REQUIRED TASK:
Find each line with the string "title" and report it.

DATA SHOWN:
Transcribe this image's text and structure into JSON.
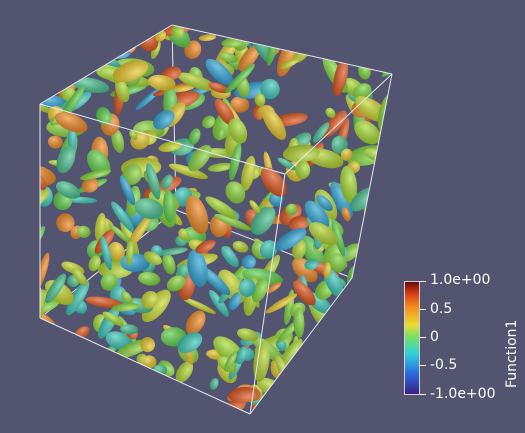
{
  "render": {
    "background": "#525470",
    "outline_color": "#e6e6ee"
  },
  "colorbar": {
    "title": "Function1",
    "labels": [
      "1.0e+00",
      "0.5",
      "0",
      "-0.5",
      "-1.0e+00"
    ],
    "colormap": [
      "#3b1f80",
      "#2a6ae0",
      "#2fd3d8",
      "#71e06a",
      "#e8dc2c",
      "#f58a1e",
      "#d43a14",
      "#6a0a0a"
    ]
  }
}
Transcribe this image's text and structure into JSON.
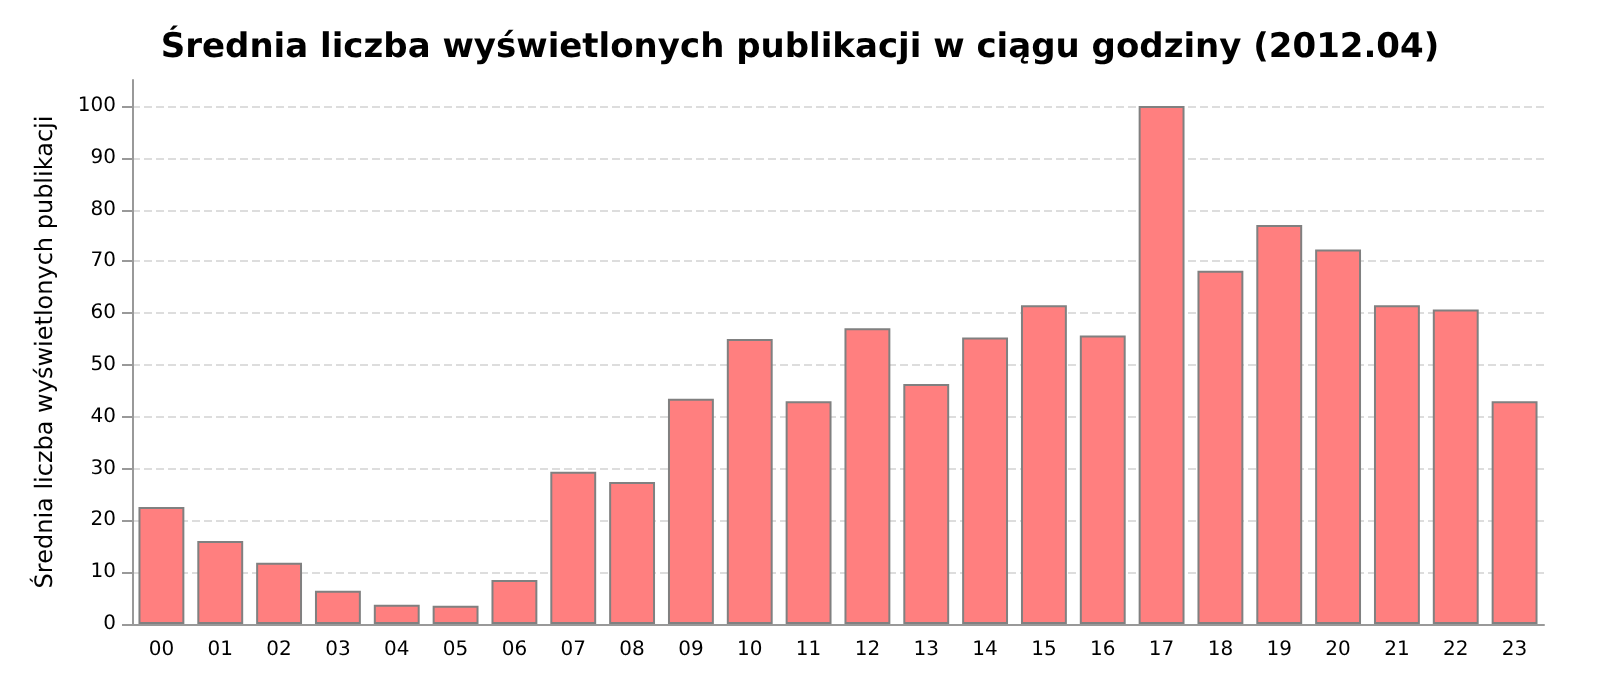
{
  "chart_data": {
    "type": "bar",
    "title": "Średnia liczba wyświetlonych publikacji w ciągu godziny (2012.04)",
    "ylabel": "Średnia liczba wyświetlonych publikacji",
    "categories": [
      "00",
      "01",
      "02",
      "03",
      "04",
      "05",
      "06",
      "07",
      "08",
      "09",
      "10",
      "11",
      "12",
      "13",
      "14",
      "15",
      "16",
      "17",
      "18",
      "19",
      "20",
      "21",
      "22",
      "23"
    ],
    "values": [
      22.6,
      16,
      11.8,
      6.4,
      3.7,
      3.5,
      8.5,
      29.4,
      27.4,
      43.5,
      55,
      43,
      57.1,
      46.3,
      55.3,
      61.5,
      55.7,
      100,
      68.2,
      77,
      72.3,
      61.5,
      60.7,
      43
    ],
    "color": "#ff7f7f",
    "ylim": [
      0,
      105
    ],
    "yticks": [
      0,
      10,
      20,
      30,
      40,
      50,
      60,
      70,
      80,
      90,
      100
    ],
    "grid": "y"
  }
}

FULL RESPONSE:
    "title": "Function1",
    "title": "Średnia liczba wyświetlonych publikacji w ciągu godziny (2012.04)",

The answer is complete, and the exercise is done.